-- Given problem --
Rewrite the lines starting at the one containing "Where is each" and ending at the one containing "label-ramka-boczna: Ramka boczna bbox=[152, 180, 190, 186]", replacing "rusztowania" with "rusztowań" and changing nothing else.

-- Exercise materials --
□ □ □ □ □
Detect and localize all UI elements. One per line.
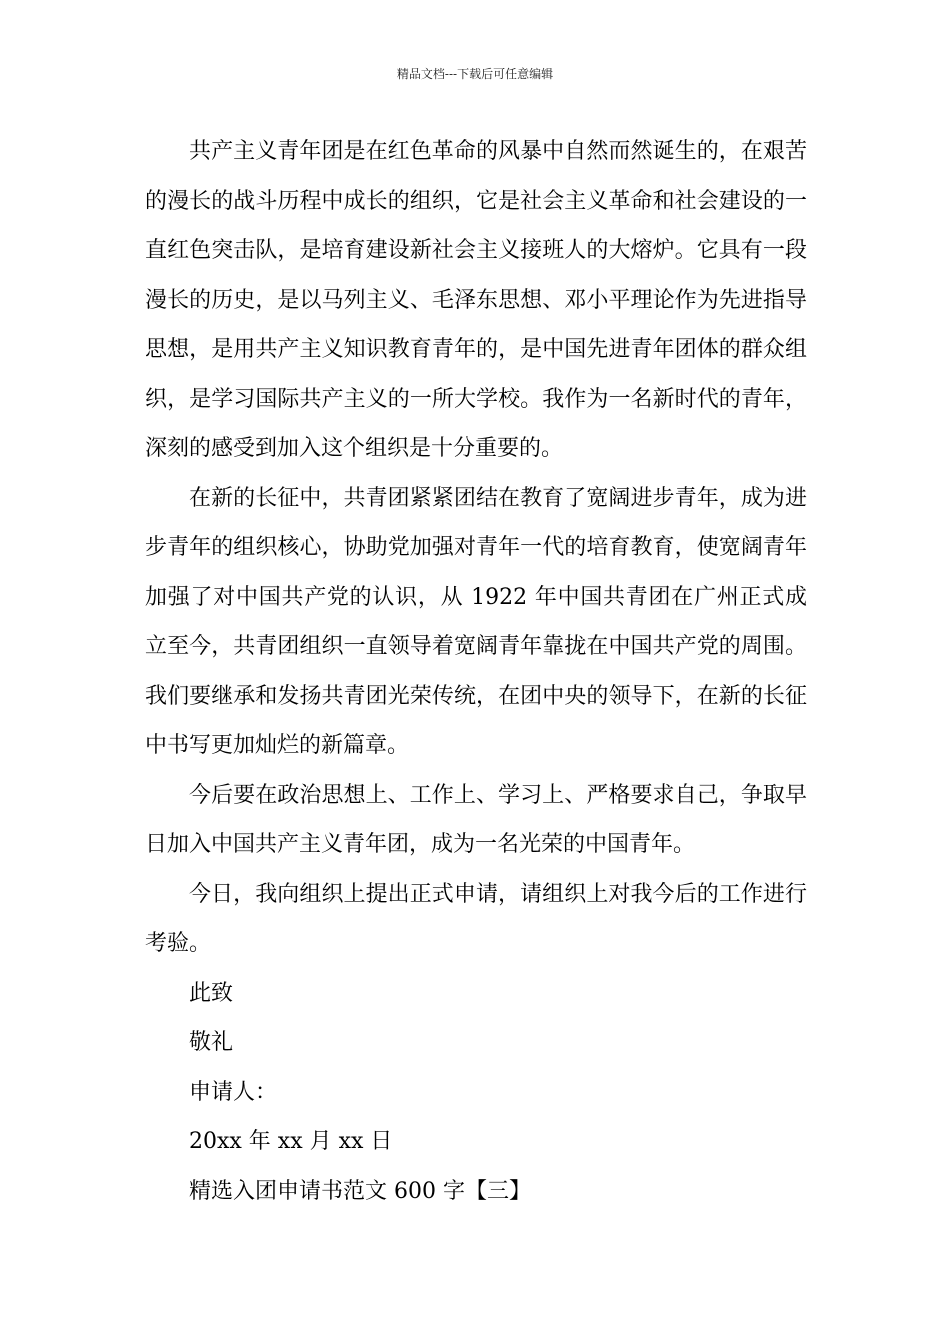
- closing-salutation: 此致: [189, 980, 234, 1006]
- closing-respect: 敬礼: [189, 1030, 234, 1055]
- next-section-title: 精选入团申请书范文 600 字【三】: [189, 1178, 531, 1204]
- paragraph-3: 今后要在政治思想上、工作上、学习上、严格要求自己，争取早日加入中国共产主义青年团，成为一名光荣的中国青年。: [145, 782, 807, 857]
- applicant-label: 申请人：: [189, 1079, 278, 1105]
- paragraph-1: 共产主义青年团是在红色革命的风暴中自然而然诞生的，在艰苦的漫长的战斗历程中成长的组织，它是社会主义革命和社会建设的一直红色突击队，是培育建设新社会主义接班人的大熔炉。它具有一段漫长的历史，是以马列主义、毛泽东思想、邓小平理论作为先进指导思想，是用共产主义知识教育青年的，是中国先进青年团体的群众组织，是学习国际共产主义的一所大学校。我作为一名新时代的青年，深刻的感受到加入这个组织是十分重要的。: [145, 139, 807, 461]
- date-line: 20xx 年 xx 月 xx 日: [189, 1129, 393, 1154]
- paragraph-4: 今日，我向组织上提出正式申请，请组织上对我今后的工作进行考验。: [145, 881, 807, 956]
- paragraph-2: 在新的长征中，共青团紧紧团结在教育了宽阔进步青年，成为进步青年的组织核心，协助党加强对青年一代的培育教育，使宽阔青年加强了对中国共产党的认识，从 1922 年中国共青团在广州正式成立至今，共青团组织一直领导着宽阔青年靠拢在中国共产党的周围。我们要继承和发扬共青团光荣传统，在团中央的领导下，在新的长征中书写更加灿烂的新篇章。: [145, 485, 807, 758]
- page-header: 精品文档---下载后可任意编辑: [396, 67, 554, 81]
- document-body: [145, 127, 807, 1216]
□ □ □ □ □
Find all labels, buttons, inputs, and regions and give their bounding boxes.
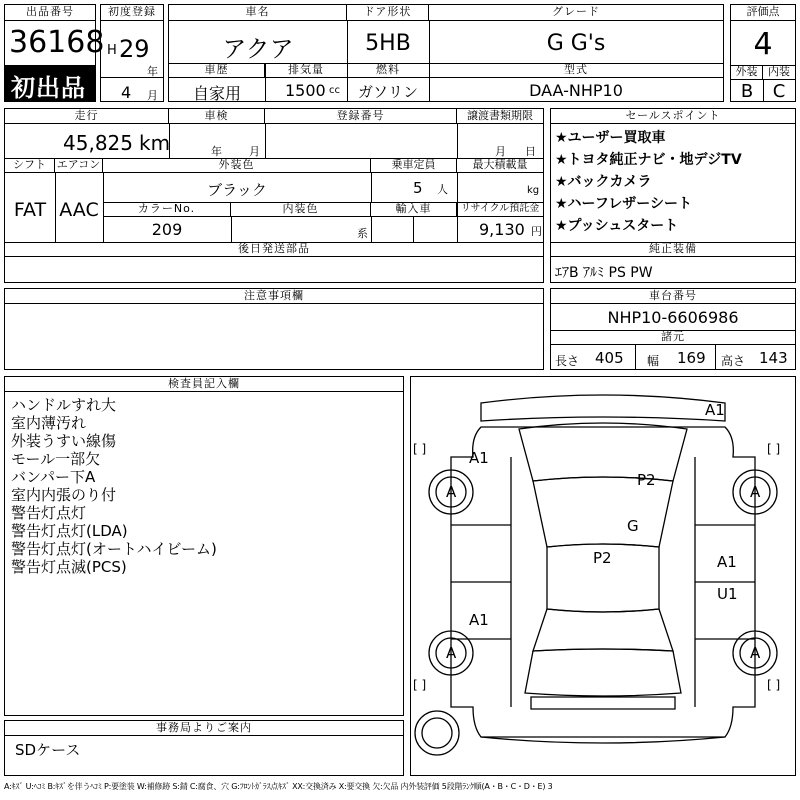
□ □ □ □ □
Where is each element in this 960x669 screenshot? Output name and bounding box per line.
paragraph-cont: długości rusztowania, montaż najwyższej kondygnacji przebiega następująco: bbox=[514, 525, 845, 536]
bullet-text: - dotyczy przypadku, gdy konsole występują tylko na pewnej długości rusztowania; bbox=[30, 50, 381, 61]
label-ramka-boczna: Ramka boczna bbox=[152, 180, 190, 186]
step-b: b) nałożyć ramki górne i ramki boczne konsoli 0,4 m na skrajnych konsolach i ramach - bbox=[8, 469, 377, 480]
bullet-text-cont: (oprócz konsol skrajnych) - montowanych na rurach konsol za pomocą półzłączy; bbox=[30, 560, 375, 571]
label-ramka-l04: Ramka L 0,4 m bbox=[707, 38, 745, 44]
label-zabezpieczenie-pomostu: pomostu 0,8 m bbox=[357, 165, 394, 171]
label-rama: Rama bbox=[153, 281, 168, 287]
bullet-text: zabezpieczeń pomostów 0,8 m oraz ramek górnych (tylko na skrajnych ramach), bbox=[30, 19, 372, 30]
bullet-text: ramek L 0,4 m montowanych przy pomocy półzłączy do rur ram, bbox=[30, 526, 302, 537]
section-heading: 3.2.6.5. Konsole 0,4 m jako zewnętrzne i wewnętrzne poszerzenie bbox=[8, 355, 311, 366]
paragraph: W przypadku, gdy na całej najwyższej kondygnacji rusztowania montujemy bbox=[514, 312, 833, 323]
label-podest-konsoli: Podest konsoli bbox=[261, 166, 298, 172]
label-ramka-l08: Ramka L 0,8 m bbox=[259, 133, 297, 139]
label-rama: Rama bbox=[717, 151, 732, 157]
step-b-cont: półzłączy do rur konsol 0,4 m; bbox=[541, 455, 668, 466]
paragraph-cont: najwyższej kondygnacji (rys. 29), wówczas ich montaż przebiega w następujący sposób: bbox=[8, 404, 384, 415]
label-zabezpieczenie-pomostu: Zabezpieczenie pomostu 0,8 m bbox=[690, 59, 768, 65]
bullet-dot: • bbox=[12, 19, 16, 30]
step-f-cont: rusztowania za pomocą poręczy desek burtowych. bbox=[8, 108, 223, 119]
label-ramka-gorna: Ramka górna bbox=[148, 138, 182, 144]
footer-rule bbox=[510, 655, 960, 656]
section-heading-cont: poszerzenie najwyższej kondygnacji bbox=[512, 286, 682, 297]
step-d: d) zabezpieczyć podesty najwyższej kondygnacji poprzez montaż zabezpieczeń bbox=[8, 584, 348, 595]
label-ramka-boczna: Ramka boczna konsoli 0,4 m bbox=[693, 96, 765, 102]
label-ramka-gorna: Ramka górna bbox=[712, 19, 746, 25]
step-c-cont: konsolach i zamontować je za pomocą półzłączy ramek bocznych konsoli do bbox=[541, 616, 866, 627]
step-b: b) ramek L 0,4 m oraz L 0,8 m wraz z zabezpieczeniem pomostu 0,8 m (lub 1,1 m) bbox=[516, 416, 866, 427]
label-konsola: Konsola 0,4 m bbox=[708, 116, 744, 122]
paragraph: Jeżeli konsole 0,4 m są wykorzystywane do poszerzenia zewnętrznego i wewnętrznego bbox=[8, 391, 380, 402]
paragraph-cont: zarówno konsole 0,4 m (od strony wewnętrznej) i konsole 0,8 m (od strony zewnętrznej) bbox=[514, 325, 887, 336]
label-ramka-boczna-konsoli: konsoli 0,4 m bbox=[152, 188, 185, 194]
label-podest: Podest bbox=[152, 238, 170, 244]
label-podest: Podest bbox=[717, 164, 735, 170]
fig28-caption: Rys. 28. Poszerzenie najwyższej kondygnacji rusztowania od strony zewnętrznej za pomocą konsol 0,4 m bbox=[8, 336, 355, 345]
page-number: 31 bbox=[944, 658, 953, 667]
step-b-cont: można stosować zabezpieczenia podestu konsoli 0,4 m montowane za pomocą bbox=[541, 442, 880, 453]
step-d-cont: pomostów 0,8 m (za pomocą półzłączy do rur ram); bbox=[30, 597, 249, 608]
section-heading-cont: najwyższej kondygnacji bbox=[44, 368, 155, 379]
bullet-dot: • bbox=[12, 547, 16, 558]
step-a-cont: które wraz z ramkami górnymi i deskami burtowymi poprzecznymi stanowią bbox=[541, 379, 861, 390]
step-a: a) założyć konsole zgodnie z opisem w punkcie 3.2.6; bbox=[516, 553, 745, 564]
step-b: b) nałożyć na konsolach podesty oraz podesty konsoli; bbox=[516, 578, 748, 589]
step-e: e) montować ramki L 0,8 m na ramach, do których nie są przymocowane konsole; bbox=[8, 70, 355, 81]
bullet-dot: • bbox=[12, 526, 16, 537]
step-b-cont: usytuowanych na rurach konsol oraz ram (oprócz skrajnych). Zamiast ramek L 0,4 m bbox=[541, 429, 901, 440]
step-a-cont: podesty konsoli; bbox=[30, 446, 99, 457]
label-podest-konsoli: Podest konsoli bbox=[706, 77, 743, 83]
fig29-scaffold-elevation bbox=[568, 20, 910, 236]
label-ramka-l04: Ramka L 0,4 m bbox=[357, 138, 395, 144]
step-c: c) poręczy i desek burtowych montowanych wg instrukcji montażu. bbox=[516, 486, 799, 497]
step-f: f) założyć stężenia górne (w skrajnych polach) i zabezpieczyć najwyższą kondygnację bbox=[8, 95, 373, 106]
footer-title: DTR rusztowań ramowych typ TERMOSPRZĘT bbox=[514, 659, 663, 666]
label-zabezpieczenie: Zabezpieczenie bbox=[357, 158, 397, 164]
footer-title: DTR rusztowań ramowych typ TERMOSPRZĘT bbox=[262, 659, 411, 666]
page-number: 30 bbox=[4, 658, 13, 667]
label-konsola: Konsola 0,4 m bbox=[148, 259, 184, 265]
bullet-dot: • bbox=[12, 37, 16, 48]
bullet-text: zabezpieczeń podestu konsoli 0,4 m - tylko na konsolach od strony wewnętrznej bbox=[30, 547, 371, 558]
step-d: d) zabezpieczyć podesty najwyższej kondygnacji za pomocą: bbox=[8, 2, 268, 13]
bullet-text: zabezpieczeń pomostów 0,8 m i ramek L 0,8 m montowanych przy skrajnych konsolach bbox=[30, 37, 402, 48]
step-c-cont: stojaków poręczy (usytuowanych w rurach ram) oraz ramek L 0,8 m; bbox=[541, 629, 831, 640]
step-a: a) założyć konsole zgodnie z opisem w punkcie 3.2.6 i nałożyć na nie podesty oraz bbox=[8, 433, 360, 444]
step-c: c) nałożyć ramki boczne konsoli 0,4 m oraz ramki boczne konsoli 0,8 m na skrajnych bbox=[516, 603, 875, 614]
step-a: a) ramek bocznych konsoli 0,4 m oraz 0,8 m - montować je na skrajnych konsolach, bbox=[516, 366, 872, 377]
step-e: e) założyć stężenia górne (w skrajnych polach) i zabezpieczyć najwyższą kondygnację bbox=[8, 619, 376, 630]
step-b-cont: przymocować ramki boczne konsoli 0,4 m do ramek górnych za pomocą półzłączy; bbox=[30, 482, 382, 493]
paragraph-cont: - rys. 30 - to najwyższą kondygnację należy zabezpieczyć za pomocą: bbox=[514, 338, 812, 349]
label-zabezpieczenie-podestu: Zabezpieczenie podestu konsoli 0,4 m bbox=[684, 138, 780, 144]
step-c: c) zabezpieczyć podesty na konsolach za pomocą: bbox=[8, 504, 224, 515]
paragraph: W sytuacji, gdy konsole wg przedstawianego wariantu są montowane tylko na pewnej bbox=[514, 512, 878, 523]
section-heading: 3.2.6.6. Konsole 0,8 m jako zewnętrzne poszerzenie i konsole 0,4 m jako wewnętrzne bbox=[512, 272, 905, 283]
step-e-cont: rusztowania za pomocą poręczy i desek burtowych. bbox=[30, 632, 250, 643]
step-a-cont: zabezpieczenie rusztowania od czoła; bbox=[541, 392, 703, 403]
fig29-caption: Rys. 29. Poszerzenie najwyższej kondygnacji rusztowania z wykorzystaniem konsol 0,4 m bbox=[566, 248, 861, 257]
□ □ □ □ □
-- Solved exercise --
Where is each element in this 960x669 screenshot? Output name and bounding box per line.
paragraph-cont: długości rusztowań, montaż najwyższej kondygnacji przebiega następująco: bbox=[514, 525, 845, 536]
bullet-text: - dotyczy przypadku, gdy konsole występują tylko na pewnej długości rusztowań; bbox=[30, 50, 381, 61]
label-ramka-boczna: Ramka boczna bbox=[152, 180, 190, 186]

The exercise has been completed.